Read the records and gather each line that includes "rock".

+ + + + +

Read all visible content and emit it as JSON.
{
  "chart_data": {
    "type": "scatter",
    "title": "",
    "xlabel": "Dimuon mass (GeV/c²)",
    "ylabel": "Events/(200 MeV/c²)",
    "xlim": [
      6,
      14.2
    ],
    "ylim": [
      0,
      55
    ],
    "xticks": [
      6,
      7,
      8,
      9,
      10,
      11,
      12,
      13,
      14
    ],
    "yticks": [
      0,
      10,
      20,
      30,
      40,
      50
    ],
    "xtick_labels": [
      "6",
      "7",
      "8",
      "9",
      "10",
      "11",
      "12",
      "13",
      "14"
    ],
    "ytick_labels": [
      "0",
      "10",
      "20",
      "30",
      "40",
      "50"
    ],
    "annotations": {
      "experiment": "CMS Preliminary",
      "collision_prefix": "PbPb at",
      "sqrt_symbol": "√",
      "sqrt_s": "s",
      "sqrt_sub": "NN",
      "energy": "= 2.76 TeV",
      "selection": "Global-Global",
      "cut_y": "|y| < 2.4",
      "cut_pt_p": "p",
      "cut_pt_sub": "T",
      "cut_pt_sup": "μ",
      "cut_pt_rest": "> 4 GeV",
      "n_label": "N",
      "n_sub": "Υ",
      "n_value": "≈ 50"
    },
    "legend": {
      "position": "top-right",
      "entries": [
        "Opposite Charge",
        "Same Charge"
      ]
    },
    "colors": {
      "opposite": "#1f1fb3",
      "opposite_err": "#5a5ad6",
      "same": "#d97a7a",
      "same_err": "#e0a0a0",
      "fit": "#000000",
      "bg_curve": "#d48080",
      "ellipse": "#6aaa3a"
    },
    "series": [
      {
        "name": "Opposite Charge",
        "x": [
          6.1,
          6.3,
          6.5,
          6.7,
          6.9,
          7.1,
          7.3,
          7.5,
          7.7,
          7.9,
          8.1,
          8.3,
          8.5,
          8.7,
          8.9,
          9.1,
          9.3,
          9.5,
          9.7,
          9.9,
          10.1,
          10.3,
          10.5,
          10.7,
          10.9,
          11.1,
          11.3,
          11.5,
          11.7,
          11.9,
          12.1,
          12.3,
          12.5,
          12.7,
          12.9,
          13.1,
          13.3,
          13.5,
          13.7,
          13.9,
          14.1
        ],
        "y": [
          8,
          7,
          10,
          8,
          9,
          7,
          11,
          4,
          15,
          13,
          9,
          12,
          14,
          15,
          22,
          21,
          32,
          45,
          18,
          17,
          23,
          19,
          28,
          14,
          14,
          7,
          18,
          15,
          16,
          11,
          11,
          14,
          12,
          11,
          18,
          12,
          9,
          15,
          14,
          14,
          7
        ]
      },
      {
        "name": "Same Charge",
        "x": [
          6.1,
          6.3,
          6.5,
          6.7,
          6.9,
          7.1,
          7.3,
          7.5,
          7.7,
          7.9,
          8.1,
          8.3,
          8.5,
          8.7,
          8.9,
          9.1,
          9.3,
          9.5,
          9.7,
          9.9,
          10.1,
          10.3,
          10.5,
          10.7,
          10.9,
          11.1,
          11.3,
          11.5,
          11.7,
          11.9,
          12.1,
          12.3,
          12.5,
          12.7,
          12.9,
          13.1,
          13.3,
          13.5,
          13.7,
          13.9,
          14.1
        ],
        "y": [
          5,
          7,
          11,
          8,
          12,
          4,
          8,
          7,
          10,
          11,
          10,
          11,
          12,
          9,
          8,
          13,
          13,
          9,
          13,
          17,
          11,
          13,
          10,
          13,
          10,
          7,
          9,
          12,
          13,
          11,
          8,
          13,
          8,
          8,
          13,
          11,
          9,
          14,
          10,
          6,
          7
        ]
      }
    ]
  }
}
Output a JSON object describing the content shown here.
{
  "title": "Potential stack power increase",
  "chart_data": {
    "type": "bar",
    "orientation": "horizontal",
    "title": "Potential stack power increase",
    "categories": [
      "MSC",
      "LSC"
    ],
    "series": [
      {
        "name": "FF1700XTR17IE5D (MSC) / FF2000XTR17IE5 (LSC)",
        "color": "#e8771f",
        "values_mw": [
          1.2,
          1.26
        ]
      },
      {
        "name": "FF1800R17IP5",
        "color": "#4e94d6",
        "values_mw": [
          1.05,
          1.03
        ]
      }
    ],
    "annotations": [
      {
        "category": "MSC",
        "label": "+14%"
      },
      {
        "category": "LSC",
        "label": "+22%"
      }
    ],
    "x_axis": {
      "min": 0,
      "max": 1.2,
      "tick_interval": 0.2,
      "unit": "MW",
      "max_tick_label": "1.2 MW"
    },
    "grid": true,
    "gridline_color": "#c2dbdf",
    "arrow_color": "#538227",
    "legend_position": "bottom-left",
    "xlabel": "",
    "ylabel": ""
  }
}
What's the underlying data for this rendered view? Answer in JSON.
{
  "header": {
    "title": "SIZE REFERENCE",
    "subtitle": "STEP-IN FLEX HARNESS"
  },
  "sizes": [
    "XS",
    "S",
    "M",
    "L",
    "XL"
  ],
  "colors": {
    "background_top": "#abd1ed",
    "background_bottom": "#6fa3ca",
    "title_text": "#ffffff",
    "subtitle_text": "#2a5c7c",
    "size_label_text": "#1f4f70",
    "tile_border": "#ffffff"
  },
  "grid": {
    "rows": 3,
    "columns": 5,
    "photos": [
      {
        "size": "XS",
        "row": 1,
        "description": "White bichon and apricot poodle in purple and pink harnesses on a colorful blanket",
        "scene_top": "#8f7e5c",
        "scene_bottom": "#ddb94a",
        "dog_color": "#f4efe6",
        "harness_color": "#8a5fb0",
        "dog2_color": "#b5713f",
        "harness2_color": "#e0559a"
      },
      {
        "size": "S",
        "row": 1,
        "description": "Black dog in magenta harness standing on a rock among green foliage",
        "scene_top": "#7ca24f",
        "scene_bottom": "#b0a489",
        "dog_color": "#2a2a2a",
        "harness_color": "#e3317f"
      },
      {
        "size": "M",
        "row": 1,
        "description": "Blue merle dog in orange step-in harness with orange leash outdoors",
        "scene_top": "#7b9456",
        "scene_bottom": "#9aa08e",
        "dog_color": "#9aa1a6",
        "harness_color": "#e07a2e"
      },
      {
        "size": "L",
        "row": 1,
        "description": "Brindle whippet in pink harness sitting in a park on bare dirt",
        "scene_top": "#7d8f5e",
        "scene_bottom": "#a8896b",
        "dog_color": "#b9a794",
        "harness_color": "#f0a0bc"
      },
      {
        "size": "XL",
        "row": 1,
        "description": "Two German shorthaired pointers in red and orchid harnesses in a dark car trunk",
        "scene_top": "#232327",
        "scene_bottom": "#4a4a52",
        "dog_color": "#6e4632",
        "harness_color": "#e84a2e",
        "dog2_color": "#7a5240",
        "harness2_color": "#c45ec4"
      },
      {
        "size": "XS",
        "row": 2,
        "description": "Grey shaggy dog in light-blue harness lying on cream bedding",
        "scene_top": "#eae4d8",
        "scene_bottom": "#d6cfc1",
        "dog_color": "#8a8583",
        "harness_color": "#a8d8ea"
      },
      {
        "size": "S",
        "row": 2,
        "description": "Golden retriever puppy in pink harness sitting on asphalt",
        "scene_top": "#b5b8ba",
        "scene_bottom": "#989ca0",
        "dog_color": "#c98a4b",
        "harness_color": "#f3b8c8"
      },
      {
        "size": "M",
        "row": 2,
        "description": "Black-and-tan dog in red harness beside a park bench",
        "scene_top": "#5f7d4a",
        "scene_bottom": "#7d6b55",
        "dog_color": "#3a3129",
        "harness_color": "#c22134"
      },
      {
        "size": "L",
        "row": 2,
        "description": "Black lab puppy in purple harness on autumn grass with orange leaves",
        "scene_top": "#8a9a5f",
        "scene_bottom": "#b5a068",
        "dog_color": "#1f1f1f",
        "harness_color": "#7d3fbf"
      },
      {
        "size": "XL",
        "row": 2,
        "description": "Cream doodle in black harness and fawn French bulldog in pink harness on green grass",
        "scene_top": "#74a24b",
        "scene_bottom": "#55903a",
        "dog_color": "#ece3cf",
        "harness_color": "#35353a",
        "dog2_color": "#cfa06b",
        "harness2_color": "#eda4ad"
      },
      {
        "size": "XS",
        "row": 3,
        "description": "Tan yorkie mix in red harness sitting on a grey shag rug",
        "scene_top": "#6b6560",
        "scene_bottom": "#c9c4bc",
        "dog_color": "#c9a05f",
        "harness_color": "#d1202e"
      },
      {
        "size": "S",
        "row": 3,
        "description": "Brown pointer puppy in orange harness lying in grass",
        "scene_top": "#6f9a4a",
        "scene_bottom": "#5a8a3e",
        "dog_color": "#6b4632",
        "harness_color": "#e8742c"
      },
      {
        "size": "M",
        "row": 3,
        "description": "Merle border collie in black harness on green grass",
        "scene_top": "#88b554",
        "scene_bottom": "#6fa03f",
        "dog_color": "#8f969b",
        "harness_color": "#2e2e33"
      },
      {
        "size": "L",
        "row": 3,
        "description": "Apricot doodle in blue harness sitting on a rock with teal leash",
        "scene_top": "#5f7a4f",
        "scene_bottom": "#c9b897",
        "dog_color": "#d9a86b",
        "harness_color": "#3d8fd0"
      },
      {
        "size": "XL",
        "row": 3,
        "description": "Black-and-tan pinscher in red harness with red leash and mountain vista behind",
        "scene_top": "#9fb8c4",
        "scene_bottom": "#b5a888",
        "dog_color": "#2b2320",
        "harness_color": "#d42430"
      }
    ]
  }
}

+ + + + +

» **ANSWER BELOW**:
        "description": "Black dog in magenta harness standing on a rock among green foliage",
        "description": "Apricot doodle in blue harness sitting on a rock with teal leash",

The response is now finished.